• **Exercise directions**: Find every line containing the word "this" and report the count, nothing more.

• **Extracted data**:
• • • • • • •

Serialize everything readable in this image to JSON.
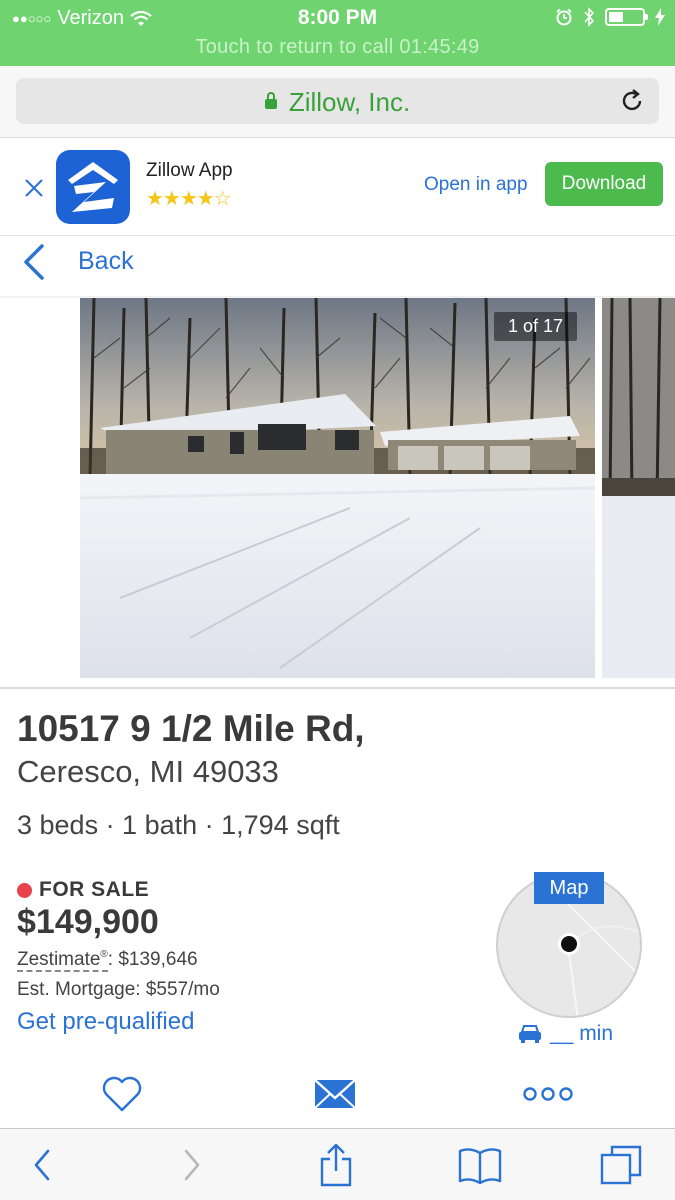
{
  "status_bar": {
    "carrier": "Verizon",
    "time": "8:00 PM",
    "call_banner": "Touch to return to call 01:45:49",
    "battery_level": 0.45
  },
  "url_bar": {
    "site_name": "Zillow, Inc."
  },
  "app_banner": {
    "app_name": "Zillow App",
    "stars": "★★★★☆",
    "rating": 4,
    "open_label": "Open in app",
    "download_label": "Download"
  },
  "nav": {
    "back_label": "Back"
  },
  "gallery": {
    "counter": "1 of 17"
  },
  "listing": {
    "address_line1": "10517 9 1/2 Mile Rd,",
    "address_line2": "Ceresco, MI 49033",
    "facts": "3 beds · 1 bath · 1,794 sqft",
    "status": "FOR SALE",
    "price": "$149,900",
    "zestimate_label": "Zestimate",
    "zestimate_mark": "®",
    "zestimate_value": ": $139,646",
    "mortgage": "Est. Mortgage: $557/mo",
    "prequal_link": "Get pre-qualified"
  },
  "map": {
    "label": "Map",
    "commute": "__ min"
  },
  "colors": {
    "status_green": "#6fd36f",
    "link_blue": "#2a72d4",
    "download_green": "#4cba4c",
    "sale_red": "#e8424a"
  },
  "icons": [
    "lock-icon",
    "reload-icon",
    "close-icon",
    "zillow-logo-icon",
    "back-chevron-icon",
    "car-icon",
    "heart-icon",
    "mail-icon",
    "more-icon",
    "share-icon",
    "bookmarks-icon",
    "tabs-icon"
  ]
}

• • • • • • •

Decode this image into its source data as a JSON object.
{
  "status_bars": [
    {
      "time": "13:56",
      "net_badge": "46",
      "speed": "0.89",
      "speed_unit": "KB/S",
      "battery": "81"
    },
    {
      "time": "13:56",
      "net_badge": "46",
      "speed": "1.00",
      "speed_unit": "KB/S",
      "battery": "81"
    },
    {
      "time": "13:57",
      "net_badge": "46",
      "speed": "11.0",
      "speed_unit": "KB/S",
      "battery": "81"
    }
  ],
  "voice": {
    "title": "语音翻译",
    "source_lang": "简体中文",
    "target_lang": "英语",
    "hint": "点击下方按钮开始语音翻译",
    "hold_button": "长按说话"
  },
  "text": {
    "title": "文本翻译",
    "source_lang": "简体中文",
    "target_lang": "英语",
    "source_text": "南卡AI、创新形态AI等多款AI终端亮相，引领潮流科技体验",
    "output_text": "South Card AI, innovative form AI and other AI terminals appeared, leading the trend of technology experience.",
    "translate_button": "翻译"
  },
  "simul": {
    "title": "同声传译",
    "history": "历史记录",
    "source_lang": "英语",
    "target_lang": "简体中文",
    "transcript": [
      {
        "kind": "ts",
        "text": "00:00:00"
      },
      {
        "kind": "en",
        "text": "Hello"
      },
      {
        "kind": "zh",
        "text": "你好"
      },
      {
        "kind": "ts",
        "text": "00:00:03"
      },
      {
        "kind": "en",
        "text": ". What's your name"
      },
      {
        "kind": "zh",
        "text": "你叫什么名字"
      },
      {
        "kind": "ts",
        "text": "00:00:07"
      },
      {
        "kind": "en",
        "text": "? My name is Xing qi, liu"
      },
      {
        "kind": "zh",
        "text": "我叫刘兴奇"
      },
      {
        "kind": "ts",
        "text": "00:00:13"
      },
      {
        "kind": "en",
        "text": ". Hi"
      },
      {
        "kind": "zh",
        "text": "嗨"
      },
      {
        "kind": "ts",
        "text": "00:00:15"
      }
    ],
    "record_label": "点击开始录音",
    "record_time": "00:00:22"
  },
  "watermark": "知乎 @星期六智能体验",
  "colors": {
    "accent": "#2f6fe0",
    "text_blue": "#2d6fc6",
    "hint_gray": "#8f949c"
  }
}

• • • • • • •

• **Exercise result**: 2